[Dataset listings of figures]
-----

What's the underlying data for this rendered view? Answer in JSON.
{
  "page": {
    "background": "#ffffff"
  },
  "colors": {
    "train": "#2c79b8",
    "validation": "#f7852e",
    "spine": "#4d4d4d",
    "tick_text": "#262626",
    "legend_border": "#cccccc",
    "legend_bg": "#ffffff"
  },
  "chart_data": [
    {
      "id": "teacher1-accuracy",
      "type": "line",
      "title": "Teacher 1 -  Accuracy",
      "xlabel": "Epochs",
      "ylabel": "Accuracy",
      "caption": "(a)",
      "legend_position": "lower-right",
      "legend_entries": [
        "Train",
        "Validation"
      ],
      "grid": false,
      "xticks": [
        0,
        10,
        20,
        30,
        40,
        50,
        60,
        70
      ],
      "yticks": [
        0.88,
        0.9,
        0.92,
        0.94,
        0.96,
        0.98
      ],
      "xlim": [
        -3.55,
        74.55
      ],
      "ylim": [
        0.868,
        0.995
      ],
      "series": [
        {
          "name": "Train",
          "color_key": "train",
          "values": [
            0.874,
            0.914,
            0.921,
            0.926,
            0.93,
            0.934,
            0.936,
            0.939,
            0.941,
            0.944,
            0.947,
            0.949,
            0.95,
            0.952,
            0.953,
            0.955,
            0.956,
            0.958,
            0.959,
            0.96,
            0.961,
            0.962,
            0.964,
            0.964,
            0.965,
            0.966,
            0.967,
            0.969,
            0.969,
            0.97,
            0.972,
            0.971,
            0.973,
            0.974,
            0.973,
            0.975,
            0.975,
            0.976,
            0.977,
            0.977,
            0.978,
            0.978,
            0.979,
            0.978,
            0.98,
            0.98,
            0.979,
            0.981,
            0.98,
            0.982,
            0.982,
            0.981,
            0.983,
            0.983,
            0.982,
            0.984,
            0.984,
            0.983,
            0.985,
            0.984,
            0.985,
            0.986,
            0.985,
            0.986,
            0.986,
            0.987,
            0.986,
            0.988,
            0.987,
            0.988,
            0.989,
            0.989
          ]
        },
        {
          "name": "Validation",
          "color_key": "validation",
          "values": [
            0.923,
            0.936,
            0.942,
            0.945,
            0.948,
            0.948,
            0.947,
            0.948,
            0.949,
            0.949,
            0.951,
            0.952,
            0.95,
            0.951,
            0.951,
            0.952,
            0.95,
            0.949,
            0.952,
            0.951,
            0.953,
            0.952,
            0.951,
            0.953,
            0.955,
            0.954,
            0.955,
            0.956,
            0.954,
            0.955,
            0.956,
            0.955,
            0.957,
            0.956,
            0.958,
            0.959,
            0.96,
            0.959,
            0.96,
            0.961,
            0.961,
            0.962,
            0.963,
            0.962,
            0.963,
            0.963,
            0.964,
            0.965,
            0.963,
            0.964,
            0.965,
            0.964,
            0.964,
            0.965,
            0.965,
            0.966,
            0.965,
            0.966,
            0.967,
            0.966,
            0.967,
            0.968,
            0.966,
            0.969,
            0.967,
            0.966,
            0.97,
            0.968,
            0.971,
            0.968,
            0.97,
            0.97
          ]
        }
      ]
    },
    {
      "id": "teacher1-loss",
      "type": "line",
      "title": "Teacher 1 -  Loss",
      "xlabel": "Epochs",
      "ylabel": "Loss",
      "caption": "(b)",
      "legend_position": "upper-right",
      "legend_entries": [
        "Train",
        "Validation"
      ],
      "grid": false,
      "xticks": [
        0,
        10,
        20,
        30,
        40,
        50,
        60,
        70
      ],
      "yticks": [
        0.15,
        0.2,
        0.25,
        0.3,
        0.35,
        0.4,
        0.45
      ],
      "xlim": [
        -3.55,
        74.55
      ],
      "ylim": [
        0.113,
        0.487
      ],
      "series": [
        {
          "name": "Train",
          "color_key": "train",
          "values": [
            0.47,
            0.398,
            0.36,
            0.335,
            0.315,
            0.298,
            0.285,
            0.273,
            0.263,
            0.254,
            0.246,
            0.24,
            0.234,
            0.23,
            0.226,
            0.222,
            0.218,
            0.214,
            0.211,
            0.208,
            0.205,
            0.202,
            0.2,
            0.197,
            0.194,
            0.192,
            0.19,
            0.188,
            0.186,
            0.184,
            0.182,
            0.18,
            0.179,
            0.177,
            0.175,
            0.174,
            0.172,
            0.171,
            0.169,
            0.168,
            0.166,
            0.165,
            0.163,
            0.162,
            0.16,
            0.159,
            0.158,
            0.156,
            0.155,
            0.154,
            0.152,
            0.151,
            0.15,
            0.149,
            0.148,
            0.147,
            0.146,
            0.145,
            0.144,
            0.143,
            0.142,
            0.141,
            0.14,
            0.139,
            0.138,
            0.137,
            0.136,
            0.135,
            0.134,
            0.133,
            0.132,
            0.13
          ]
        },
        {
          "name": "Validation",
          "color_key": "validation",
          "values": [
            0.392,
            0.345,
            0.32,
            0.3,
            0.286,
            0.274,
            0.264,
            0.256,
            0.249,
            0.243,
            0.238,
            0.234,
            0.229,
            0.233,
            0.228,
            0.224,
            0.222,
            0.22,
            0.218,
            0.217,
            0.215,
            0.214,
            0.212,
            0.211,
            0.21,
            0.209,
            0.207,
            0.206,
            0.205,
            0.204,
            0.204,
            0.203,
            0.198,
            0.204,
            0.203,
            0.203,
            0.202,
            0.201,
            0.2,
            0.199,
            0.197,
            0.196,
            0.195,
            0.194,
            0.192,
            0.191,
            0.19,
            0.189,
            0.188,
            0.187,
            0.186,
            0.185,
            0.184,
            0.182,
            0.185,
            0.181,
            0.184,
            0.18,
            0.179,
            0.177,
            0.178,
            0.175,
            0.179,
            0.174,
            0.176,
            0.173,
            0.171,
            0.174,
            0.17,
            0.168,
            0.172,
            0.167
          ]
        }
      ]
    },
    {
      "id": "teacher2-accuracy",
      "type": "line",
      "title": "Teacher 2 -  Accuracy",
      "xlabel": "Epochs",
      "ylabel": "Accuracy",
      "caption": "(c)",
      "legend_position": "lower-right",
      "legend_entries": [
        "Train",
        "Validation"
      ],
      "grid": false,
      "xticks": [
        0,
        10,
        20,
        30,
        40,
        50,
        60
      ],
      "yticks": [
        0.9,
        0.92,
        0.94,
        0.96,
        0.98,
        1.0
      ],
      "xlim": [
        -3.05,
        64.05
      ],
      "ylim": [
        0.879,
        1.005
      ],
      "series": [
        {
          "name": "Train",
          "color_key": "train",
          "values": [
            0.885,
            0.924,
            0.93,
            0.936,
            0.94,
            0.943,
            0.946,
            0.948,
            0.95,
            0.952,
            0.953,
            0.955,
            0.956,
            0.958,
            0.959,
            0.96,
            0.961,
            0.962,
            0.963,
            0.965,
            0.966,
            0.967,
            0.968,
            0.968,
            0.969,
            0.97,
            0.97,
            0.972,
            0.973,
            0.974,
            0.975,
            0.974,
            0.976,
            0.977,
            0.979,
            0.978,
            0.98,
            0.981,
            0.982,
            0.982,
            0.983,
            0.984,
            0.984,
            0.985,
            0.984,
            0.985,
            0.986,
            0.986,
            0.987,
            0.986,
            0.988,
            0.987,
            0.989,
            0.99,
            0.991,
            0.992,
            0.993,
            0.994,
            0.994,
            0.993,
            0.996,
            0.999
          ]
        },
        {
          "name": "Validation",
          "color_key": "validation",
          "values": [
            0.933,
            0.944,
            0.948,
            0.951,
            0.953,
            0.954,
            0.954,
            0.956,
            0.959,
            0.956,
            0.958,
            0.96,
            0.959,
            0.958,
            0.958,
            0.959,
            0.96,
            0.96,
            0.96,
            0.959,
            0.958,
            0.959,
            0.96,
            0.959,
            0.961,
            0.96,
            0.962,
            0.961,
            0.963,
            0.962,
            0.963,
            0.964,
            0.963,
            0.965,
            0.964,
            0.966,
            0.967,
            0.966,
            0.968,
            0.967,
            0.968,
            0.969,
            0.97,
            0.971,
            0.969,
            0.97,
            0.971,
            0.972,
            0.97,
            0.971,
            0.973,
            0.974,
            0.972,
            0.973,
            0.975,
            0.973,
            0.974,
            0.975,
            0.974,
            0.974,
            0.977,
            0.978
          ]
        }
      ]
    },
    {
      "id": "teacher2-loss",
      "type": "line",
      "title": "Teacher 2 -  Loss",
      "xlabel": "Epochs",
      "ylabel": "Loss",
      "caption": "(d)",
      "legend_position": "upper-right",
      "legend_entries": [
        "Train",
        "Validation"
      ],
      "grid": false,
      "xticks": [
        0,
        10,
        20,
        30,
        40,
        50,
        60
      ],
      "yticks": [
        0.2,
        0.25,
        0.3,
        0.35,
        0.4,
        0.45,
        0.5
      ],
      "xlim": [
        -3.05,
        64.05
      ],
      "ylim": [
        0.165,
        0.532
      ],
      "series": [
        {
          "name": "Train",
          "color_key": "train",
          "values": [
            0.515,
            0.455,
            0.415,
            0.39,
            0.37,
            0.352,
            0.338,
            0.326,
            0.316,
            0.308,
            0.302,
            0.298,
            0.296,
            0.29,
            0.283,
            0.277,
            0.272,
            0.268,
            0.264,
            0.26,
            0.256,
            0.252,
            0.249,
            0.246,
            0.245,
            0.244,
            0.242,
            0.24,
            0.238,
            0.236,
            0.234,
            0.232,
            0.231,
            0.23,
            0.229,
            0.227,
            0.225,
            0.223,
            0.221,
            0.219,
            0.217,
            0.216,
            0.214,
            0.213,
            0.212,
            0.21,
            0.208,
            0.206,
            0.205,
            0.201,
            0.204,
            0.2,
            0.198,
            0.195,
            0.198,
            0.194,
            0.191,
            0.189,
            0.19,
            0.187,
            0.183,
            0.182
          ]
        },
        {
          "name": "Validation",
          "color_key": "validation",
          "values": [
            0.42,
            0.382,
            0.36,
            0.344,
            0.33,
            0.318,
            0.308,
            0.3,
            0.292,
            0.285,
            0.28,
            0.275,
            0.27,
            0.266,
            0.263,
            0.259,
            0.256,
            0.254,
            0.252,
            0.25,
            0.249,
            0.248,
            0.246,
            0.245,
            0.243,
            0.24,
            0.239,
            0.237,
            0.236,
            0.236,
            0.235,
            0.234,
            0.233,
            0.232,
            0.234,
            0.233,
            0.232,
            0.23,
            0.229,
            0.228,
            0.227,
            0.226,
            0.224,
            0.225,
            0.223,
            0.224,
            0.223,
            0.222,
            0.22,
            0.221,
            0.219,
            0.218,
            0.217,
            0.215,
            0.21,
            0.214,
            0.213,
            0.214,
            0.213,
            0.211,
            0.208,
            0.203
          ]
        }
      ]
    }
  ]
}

-----

• **Your objective**: Each line of the data that includes the word "caption" counts once; report the total and nothing more.

• **Exercise solution**: 4